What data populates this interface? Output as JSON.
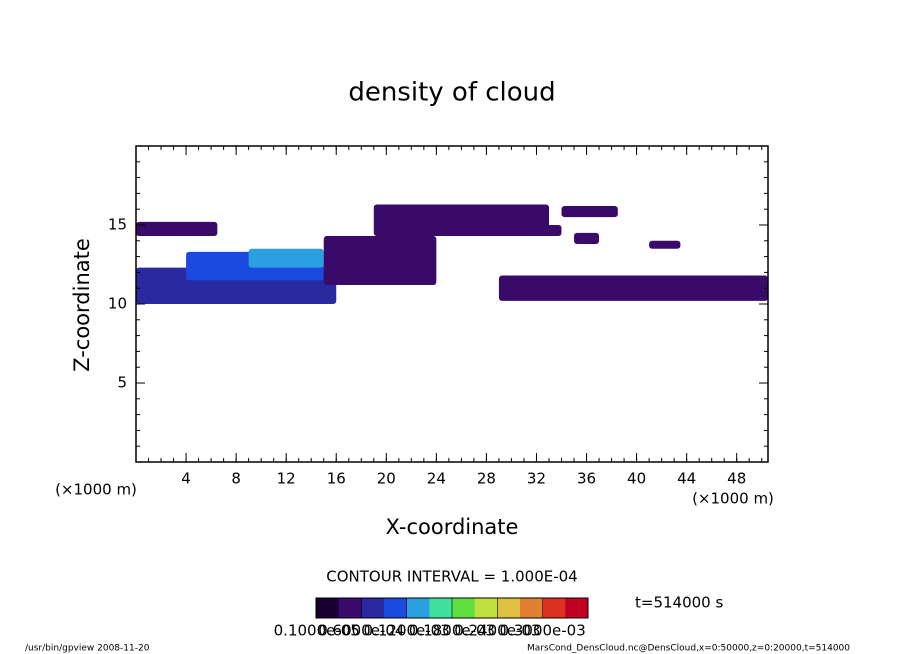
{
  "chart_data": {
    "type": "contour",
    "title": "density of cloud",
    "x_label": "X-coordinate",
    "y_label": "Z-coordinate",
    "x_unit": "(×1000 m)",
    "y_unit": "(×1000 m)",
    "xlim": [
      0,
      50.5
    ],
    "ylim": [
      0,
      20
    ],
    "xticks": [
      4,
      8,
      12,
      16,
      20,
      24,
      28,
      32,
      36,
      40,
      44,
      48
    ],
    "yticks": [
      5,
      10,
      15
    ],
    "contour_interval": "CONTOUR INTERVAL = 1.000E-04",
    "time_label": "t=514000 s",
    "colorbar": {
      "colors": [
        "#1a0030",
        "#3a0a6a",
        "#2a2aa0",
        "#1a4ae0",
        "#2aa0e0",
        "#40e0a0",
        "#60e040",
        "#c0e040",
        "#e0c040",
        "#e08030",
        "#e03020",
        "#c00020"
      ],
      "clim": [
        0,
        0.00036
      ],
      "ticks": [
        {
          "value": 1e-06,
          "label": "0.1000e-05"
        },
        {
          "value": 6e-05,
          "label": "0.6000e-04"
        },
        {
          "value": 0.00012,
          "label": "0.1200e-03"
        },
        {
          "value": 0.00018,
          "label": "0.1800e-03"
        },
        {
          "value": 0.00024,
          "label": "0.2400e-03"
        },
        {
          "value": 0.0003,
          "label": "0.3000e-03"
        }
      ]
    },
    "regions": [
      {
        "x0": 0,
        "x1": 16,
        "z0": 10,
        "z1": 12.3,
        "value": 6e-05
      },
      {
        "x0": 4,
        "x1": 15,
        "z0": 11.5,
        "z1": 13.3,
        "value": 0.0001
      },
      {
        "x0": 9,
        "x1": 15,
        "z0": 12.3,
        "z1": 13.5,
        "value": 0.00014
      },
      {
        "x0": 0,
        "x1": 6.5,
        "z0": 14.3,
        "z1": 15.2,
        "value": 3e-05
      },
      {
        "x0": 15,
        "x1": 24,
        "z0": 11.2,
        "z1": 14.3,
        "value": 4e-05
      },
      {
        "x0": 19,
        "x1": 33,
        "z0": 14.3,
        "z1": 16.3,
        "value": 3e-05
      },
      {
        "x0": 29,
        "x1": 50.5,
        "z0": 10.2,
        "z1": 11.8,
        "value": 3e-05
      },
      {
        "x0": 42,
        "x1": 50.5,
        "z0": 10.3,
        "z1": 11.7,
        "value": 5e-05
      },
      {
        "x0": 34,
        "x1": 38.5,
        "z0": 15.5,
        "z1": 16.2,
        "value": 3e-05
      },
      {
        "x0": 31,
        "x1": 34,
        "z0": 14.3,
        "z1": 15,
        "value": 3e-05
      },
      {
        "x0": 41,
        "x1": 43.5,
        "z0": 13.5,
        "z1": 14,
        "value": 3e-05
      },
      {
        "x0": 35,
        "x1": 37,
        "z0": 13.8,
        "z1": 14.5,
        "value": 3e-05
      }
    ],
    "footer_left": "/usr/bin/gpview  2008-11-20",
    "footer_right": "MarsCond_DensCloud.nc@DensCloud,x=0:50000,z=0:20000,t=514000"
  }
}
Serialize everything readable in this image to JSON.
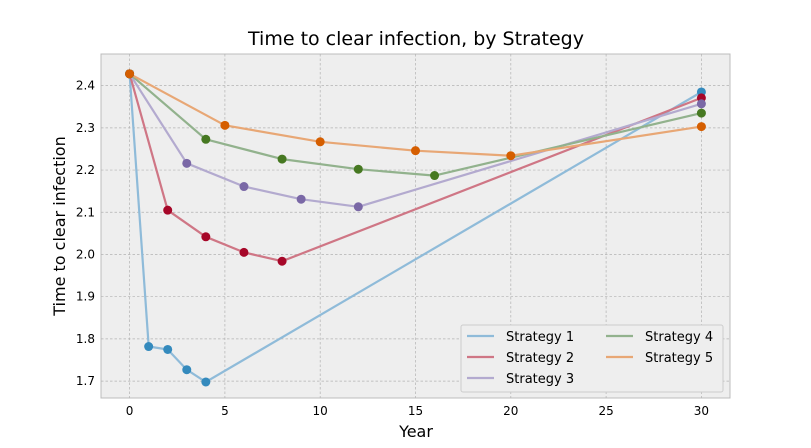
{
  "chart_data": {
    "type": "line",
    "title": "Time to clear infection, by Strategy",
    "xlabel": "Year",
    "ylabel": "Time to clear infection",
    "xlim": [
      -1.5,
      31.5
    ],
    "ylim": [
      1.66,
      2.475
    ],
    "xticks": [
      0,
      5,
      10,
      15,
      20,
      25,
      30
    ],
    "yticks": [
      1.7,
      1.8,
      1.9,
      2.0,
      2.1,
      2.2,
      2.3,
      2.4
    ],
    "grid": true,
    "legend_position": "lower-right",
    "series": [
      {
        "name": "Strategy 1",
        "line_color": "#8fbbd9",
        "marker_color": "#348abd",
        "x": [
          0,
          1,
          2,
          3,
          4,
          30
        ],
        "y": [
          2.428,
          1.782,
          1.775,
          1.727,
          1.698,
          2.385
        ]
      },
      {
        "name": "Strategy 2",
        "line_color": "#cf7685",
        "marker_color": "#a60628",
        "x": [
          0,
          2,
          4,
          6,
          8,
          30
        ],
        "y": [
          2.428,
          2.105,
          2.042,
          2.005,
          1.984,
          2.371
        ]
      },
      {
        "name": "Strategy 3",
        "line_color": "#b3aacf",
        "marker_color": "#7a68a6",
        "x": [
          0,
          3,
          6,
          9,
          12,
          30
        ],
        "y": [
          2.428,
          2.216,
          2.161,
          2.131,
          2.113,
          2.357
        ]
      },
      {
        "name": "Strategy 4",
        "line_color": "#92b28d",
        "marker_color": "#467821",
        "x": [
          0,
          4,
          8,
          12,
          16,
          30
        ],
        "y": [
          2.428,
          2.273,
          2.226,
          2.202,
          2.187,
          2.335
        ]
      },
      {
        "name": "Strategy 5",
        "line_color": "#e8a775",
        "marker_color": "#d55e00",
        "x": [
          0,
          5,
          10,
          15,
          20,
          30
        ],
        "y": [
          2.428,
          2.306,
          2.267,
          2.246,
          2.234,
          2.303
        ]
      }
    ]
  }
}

REQUIREMENT - Identify the lines in the entries above that contain "JSON", then copy them out.

WRITTEN ANSWER -
What data populates this interface? Output as JSON.
Serialize everything readable in this image to JSON.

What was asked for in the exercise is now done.